Exercise tasks
1) Reproduce the section of the Azure Front Door setup text that begins with "Quickstart: Create an" and ends after "at default values.", without changing any wording.
2) Extend the Azure Front Door setup text with new sentences that pick up right after its final sentence.

Passage shown

◇ ◇ ◇ ◇ ◇ ◇ ◇

Managed Rule Set is not available for Azure Front Door Standard SKU. For more information about the different SKUs, see Azure Front Door tier comparison.

Use the steps described in quick create option to create an Azure Front Door Premium profile with an associated WAF security policy in the same resource group:

Quickstart: Create an Azure Front Door profile - Azure portal

Use the following settings when creating the Azure Front Door profile:

  • Name: myAzureFrontDoor
  • Endpoint Name: bookfrontdoor
  • Origin type: API Management
  • Origin host name: contoso-afd-apim-resource.azure-api.net(contoso-afd-apim-resource)
  • WAF policy: Create a new WAF policy with name bookwafpolicy.

All other settings remain at default values.

Enable Azure Web Application Firewall in prevention mode

Select the "bookwafpolicy" Azure WAF policy and ensure the Policy mode is set to "Prevention" in the overview tab of the policy

Azure WAF detection mode is used for testing and validating the policy. Detection doesn't block the call but logs all threats detected, while prevention mode blocks the call if an attack is detected. Typically, you test the scenario before switching to prevention mode. For this exercise, we switch to prevention mode.
Azure Web Application Firewall on Azure Front Door has more information about various WAF policy modes.

Restrict APIM access through the Azure Front Door only

Requests routed through the Front Door include headers specific to your Front Door configuration. You can configure the check-header policy as an inbound APIM policy to filter incoming requests based on the unique value of the X-Azure-FDID HTTP request header that is sent to API Management. This header value is the Azure Front Door ID, which is available on the AFD Overview page.

◇ ◇ ◇ ◇ ◇ ◇ ◇

Data supplied
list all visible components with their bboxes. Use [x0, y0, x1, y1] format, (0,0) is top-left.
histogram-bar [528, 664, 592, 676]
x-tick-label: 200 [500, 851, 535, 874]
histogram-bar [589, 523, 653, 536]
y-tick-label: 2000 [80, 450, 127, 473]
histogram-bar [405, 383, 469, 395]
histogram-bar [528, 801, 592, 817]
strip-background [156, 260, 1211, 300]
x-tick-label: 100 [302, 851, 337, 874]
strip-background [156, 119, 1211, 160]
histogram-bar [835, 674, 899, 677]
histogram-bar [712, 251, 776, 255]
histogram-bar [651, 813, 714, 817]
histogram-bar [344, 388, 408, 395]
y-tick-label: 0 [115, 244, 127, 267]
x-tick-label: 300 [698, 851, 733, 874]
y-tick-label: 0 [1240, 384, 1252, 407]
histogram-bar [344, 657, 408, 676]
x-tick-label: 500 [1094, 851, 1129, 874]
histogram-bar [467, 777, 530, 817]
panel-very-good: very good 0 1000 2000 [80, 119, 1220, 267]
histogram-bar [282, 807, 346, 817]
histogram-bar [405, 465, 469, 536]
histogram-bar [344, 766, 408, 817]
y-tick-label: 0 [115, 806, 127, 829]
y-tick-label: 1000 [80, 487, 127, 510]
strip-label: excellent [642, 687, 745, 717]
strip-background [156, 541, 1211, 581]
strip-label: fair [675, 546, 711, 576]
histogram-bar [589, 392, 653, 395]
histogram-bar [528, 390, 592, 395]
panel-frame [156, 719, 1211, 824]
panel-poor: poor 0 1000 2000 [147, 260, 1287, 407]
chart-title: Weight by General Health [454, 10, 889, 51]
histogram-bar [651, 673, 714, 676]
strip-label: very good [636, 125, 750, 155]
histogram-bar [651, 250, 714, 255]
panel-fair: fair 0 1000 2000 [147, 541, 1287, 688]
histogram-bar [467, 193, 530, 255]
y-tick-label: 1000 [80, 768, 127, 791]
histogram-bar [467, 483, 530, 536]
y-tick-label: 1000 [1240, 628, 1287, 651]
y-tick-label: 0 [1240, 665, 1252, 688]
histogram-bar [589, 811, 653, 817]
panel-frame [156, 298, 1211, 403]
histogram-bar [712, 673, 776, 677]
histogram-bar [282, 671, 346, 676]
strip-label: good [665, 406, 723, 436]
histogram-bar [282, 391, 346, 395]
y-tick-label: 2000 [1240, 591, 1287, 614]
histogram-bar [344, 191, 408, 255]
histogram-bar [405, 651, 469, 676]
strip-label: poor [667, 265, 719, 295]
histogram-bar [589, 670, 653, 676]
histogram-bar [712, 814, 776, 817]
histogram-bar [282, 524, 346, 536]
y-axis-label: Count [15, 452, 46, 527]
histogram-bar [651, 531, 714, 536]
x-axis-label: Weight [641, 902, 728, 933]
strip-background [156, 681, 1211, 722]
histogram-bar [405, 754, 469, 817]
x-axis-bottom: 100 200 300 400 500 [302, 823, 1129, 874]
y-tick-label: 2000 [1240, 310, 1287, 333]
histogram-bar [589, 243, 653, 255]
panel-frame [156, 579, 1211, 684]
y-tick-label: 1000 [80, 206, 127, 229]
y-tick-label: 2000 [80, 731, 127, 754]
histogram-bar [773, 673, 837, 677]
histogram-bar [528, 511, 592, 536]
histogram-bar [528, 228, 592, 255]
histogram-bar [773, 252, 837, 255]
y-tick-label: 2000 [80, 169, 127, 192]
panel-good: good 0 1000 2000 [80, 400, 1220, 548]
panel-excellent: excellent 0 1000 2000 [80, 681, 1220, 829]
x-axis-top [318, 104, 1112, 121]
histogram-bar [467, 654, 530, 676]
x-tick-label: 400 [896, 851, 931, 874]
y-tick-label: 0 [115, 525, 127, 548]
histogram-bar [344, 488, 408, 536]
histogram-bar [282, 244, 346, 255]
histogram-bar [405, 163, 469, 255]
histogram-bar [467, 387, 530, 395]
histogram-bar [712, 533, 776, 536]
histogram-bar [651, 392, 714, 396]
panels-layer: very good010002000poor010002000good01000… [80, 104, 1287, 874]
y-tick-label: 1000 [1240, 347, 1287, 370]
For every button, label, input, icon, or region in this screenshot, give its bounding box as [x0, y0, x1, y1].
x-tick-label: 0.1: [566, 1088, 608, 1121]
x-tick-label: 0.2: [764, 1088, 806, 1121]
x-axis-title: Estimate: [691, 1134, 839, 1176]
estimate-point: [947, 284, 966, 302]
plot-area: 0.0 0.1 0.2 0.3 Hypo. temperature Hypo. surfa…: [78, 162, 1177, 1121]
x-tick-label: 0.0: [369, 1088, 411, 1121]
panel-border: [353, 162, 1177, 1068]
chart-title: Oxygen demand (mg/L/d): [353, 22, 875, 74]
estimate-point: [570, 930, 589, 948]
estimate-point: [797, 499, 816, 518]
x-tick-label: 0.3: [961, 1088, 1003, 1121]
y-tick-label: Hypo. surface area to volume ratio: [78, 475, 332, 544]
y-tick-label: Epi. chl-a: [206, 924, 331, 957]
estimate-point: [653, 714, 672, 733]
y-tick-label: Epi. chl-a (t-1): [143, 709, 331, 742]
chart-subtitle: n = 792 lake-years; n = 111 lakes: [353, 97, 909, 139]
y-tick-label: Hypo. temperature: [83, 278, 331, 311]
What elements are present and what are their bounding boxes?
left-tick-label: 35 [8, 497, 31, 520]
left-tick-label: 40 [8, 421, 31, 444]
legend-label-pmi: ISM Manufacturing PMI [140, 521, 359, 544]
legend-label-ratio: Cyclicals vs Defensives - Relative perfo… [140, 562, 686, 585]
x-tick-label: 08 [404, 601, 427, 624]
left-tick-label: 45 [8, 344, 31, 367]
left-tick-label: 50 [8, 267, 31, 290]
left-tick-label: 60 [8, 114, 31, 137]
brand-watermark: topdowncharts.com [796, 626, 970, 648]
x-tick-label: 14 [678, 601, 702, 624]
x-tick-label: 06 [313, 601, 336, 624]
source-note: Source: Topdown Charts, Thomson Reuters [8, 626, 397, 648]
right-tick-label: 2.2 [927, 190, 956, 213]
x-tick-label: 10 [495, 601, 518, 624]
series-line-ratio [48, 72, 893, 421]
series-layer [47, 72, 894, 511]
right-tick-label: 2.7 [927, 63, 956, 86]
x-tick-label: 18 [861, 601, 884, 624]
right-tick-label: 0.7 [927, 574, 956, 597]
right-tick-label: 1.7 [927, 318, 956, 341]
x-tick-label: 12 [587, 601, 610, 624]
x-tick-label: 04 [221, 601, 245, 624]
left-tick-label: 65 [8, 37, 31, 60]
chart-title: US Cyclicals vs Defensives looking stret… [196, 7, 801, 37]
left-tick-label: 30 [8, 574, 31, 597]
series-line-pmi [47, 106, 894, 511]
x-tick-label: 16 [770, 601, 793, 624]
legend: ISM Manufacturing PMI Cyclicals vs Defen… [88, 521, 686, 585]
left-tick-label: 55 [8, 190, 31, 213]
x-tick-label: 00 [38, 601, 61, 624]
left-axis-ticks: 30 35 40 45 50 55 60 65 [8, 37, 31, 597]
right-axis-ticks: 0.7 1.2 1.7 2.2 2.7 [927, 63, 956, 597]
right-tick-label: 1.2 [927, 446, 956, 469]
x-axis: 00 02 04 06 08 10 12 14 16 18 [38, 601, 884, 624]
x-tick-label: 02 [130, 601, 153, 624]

◇ ◇ ◇ ◇ ◇ ◇ ◇

Outputs by task
1)
Quickstart: Create an Azure Front Door profile - Azure portal

Use the following settings when creating the Azure Front Door profile:

  • Name: myAzureFrontDoor
  • Endpoint Name: bookfrontdoor
  • Origin type: API Management
  • Origin host name: contoso-afd-apim-resource.azure-api.net(contoso-afd-apim-resource)
  • WAF policy: Create a new WAF policy with name bookwafpolicy.

All other settings remain at default values.

2)
  1. Copy the Front Door ID from the AFD overview page.

    A screenshot showing the AFD ID.

  2. Access the APIM API page, select the Book API, select Design and All operations. In the Inbound policy, select + Add policy.

    A screenshot showing how to add an inbound policy.

  3. Select Other policies

    A screenshot showing other policies selected.

  4. Select “Show snippets" and select Check HTTP header.

    A screenshot showing check header selected.

    Add the following code to the inbound policy for HTTP header X-Azure-FDID. Replace the {FrontDoorId} with the AFD ID copied in the first step of this section.

    <check-header name="X-Azure-FDID" failed-check-httpcode="403" failed-check-error-message="Invalid request" ignore-case="false">
         <value>{FrontDoorId}</value>
    </check-header>
    
    

    A screenshot showing the final policy configuration.

    Select Save.

    At this point, APIM access is restricted to the Azure Front Door endpoint only.

Verify the API call is routed through Azure Front Door and protected by Azure Web Application Firewall

  1. Obtain the newly created Azure Front Door endpoint from the Front Door Manager.

    A screenshot showing the AFD endpoint selected.

  2. Look at origin groups and confirm that the origin host name is contoso-afd-apim-resource.azure-api.net. This step verifies that the APIM instance is an origin in the newly configured Azure Front Door premium.

  3. Under the Security Policies section, verify that the WAF policy bookwafpolicy is provisioned.

  4. Select bookwafpolicy and verify that the bookwafpolicy has Managed rules provisioned. The latest versions of Microsoft_DefaultRueSet and Microsoft_BotManagerRuleSet is provisioned which protects the origin against OWASP top 10 vulnerabilities and malicious bot attacks.

    A screenshot showing the WAF policy for managed rules.

At this point, the end-to-end call is set up, and the API is protected by Azure Web Application Firewall.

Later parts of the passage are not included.